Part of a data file
——

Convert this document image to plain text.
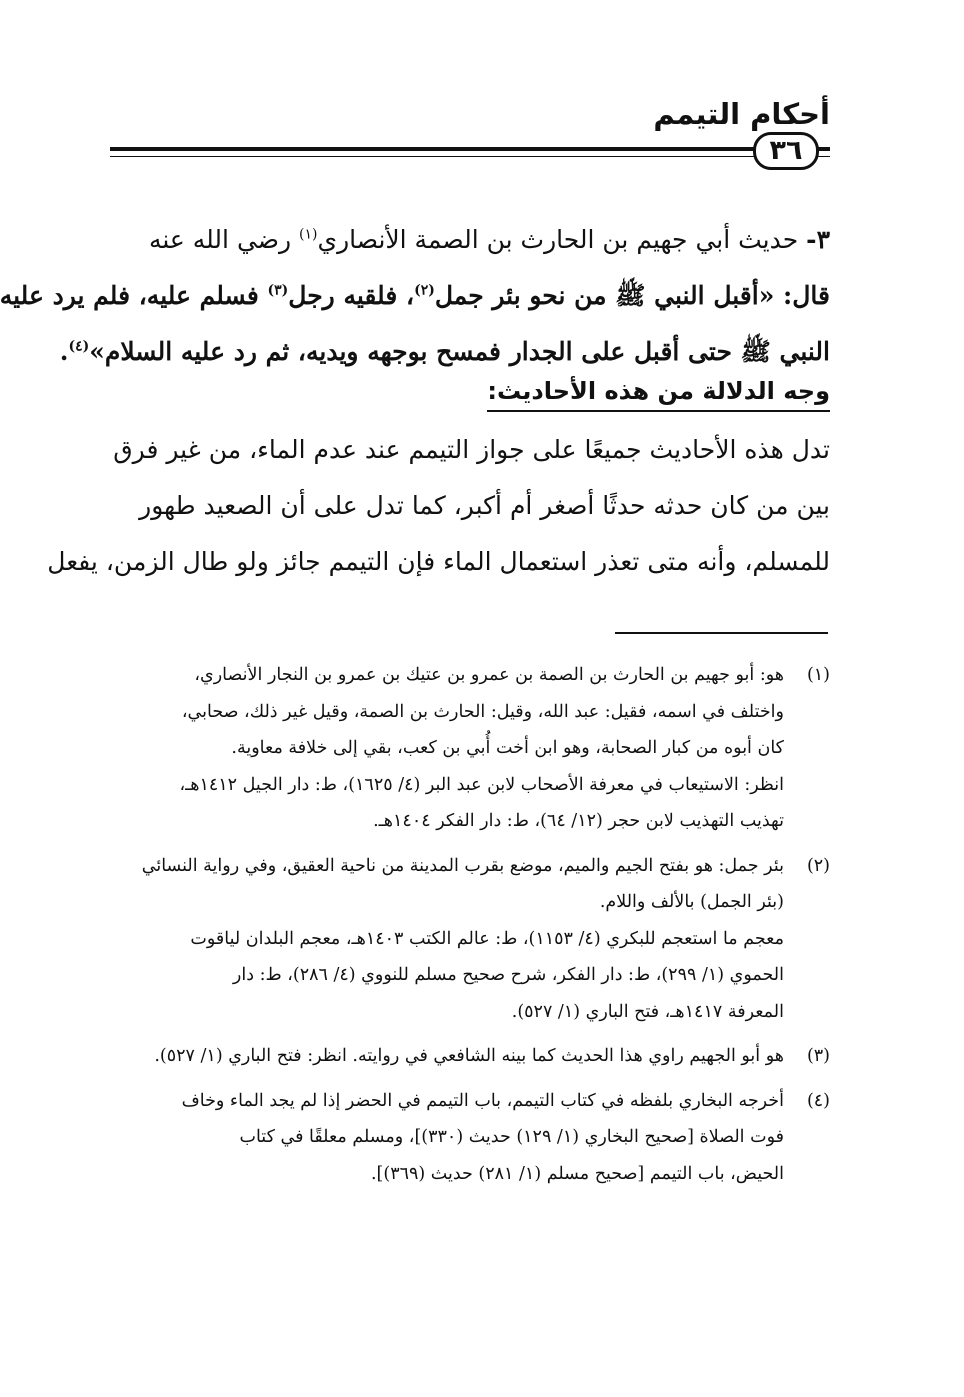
أحكام التيمم
٣٦
٣- حديث أبي جهيم بن الحارث بن الصمة الأنصاري$^{(١)}$ رضي الله عنه
قال: «أقبل النبي ﷺ من نحو بئر جمل$^{(٢)}$، فلقيه رجل$^{(٣)}$ فسلم عليه، فلم يرد عليه
النبي ﷺ حتى أقبل على الجدار فمسح بوجهه ويديه، ثم رد عليه السلام»$^{(٤)}$.
وجه الدلالة من هذه الأحاديث:
تدل هذه الأحاديث جميعًا على جواز التيمم عند عدم الماء، من غير فرق
بين من كان حدثه حدثًا أصغر أم أكبر، كما تدل على أن الصعيد طهور
للمسلم، وأنه متى تعذر استعمال الماء فإن التيمم جائز ولو طال الزمن، يفعل
(١)
هو: أبو جهيم بن الحارث بن الصمة بن عمرو بن عتيك بن عمرو بن النجار الأنصاري،
واختلف في اسمه، فقيل: عبد الله، وقيل: الحارث بن الصمة، وقيل غير ذلك، صحابي،
كان أبوه من كبار الصحابة، وهو ابن أخت أُبي بن كعب، بقي إلى خلافة معاوية.
انظر: الاستيعاب في معرفة الأصحاب لابن عبد البر (٤/ ١٦٢٥)، ط: دار الجيل ١٤١٢هـ،
تهذيب التهذيب لابن حجر (١٢/ ٦٤)، ط: دار الفكر ١٤٠٤هـ.
(٢)
بئر جمل: هو بفتح الجيم والميم، موضع بقرب المدينة من ناحية العقيق، وفي رواية النسائي
(بئر الجمل) بالألف واللام.
معجم ما استعجم للبكري (٤/ ١١٥٣)، ط: عالم الكتب ١٤٠٣هـ، معجم البلدان لياقوت
الحموي (١/ ٢٩٩)، ط: دار الفكر، شرح صحيح مسلم للنووي (٤/ ٢٨٦)، ط: دار
المعرفة ١٤١٧هـ، فتح الباري (١/ ٥٢٧).
(٣)
هو أبو الجهيم راوي هذا الحديث كما بينه الشافعي في روايته. انظر: فتح الباري (١/ ٥٢٧).
(٤)
أخرجه البخاري بلفظه في كتاب التيمم، باب التيمم في الحضر إذا لم يجد الماء وخاف
فوت الصلاة [صحيح البخاري (١/ ١٢٩) حديث (٣٣٠)]، ومسلم معلقًا في كتاب
الحيض، باب التيمم [صحيح مسلم (١/ ٢٨١) حديث (٣٦٩)].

——

State how many lines in the records above contain the word "انظر", giving only the number.

2